What is needed — In the data below, locate each line with the word "document" and list it.

Data for analysis —

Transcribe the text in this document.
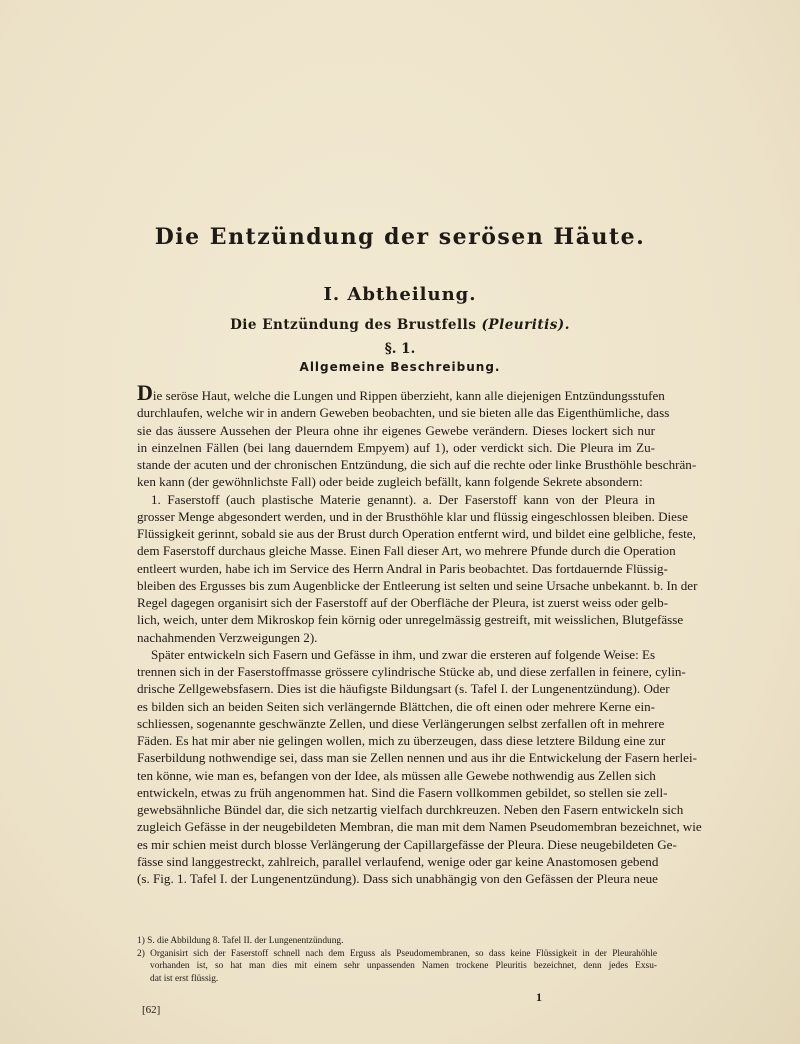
Die Entzündung der serösen Häute.
I. Abtheilung.
Die Entzündung des Brustfells (Pleuritis).
§. 1.
Allgemeine Beschreibung.
Die seröse Haut, welche die Lungen und Rippen überzieht, kann alle diejenigen Entzündungsstufen
durchlaufen, welche wir in andern Geweben beobachten, und sie bieten alle das Eigenthümliche, dass
sie das äussere Aussehen der Pleura ohne ihr eigenes Gewebe verändern. Dieses lockert sich nur
in einzelnen Fällen (bei lang dauerndem Empyem) auf 1), oder verdickt sich. Die Pleura im Zu-
stande der acuten und der chronischen Entzündung, die sich auf die rechte oder linke Brusthöhle beschrän-
ken kann (der gewöhnlichste Fall) oder beide zugleich befällt, kann folgende Sekrete absondern:
1. Faserstoff (auch plastische Materie genannt). a. Der Faserstoff kann von der Pleura in
grosser Menge abgesondert werden, und in der Brusthöhle klar und flüssig eingeschlossen bleiben. Diese
Flüssigkeit gerinnt, sobald sie aus der Brust durch Operation entfernt wird, und bildet eine gelbliche, feste,
dem Faserstoff durchaus gleiche Masse. Einen Fall dieser Art, wo mehrere Pfunde durch die Operation
entleert wurden, habe ich im Service des Herrn Andral in Paris beobachtet. Das fortdauernde Flüssig-
bleiben des Ergusses bis zum Augenblicke der Entleerung ist selten und seine Ursache unbekannt. b. In der
Regel dagegen organisirt sich der Faserstoff auf der Oberfläche der Pleura, ist zuerst weiss oder gelb-
lich, weich, unter dem Mikroskop fein körnig oder unregelmässig gestreift, mit weisslichen, Blutgefässe
nachahmenden Verzweigungen 2).
Später entwickeln sich Fasern und Gefässe in ihm, und zwar die ersteren auf folgende Weise: Es
trennen sich in der Faserstoffmasse grössere cylindrische Stücke ab, und diese zerfallen in feinere, cylin-
drische Zellgewebsfasern. Dies ist die häufigste Bildungsart (s. Tafel I. der Lungenentzündung). Oder
es bilden sich an beiden Seiten sich verlängernde Blättchen, die oft einen oder mehrere Kerne ein-
schliessen, sogenannte geschwänzte Zellen, und diese Verlängerungen selbst zerfallen oft in mehrere
Fäden. Es hat mir aber nie gelingen wollen, mich zu überzeugen, dass diese letztere Bildung eine zur
Faserbildung nothwendige sei, dass man sie Zellen nennen und aus ihr die Entwickelung der Fasern herlei-
ten könne, wie man es, befangen von der Idee, als müssen alle Gewebe nothwendig aus Zellen sich
entwickeln, etwas zu früh angenommen hat. Sind die Fasern vollkommen gebildet, so stellen sie zell-
gewebsähnliche Bündel dar, die sich netzartig vielfach durchkreuzen. Neben den Fasern entwickeln sich
zugleich Gefässe in der neugebildeten Membran, die man mit dem Namen Pseudomembran bezeichnet, wie
es mir schien meist durch blosse Verlängerung der Capillargefässe der Pleura. Diese neugebildeten Ge-
fässe sind langgestreckt, zahlreich, parallel verlaufend, wenige oder gar keine Anastomosen gebend
(s. Fig. 1. Tafel I. der Lungenentzündung). Dass sich unabhängig von den Gefässen der Pleura neue
1) S. die Abbildung 8. Tafel II. der Lungenentzündung.
2) Organisirt sich der Faserstoff schnell nach dem Erguss als Pseudomembranen, so dass keine Flüssigkeit in der Pleurahöhle
vorhanden ist, so hat man dies mit einem sehr unpassenden Namen trockene Pleuritis bezeichnet, denn jedes Exsu-
dat ist erst flüssig.
[62]
1
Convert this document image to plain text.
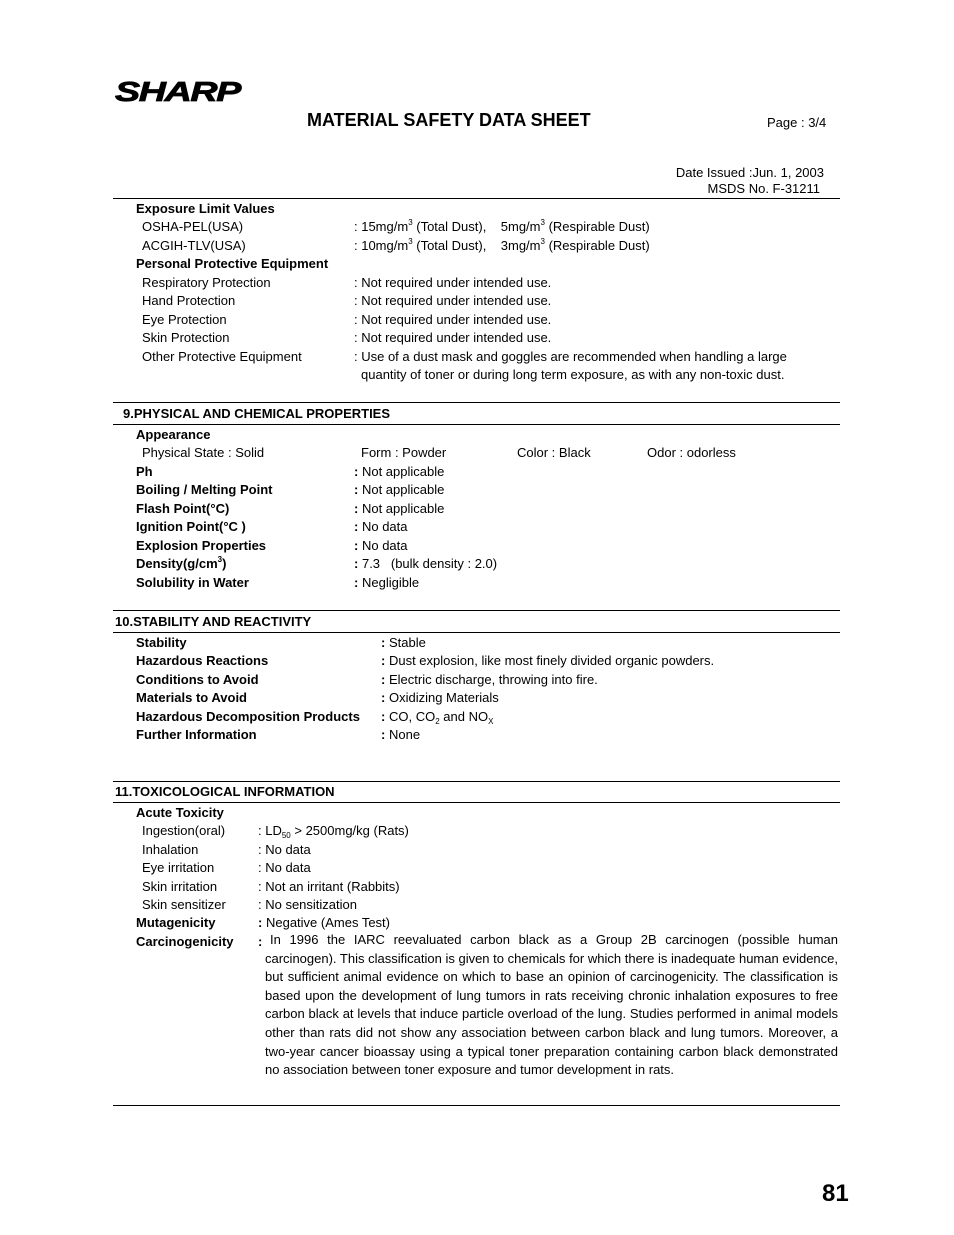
SHARP
MATERIAL SAFETY DATA SHEET	Page : 3/4
Date Issued :Jun. 1, 2003
MSDS No. F-31211
Exposure Limit Values
OSHA-PEL(USA)	: $15mg/m^3$ (Total Dust),    $5mg/m^3$ (Respirable Dust)
ACGIH-TLV(USA)	: $10mg/m^3$ (Total Dust),    $3mg/m^3$ (Respirable Dust)
Personal Protective Equipment
Respiratory Protection	: Not required under intended use.
Hand Protection	: Not required under intended use.
Eye Protection	: Not required under intended use.
Skin Protection	: Not required under intended use.
Other Protective Equipment	: Use of a dust mask and goggles are recommended when handling a large
quantity of toner or during long term exposure, as with any non-toxic dust.
9.PHYSICAL AND CHEMICAL PROPERTIES
Appearance
Physical State : Solid	Form : Powder	Color : Black	Odor : odorless
Ph	: Not applicable
Boiling / Melting Point	: Not applicable
Flash Point(°C)	: Not applicable
Ignition Point(°C )	: No data
Explosion Properties	: No data
$Density(g/cm^3)$	: 7.3   (bulk density : 2.0)
Solubility in Water	: Negligible
10.STABILITY AND REACTIVITY
Stability	: Stable
Hazardous Reactions	: Dust explosion, like most finely divided organic powders.
Conditions to Avoid	: Electric discharge, throwing into fire.
Materials to Avoid	: Oxidizing Materials
Hazardous Decomposition Products : CO, $CO_2$ and $NO_X$
Further Information	: None
11.TOXICOLOGICAL INFORMATION
Acute Toxicity
Ingestion(oral)	: $LD_{50} > 2500mg/kg$ (Rats)
Inhalation	: No data
Eye irritation	: No data
Skin irritation	: Not an irritant (Rabbits)
Skin sensitizer : No sensitization
Mutagenicity	: Negative (Ames Test)
Carcinogenicity : In 1996 the IARC reevaluated carbon black as a Group 2B carcinogen (possible human carcinogen). This classification is given to chemicals for which there is inadequate human evidence, but sufficient animal evidence on which to base an opinion of carcinogenicity. The classification is based upon the development of lung tumors in rats receiving chronic inhalation exposures to free carbon black at levels that induce particle overload of the lung. Studies performed in animal models other than rats did not show any association between carbon black and lung tumors. Moreover, a two-year cancer bioassay using a typical toner preparation containing carbon black demonstrated no association between toner exposure and tumor development in rats.
81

Answer for this exercise —
Transcribe the text in this document.
Convert this document image to plain text.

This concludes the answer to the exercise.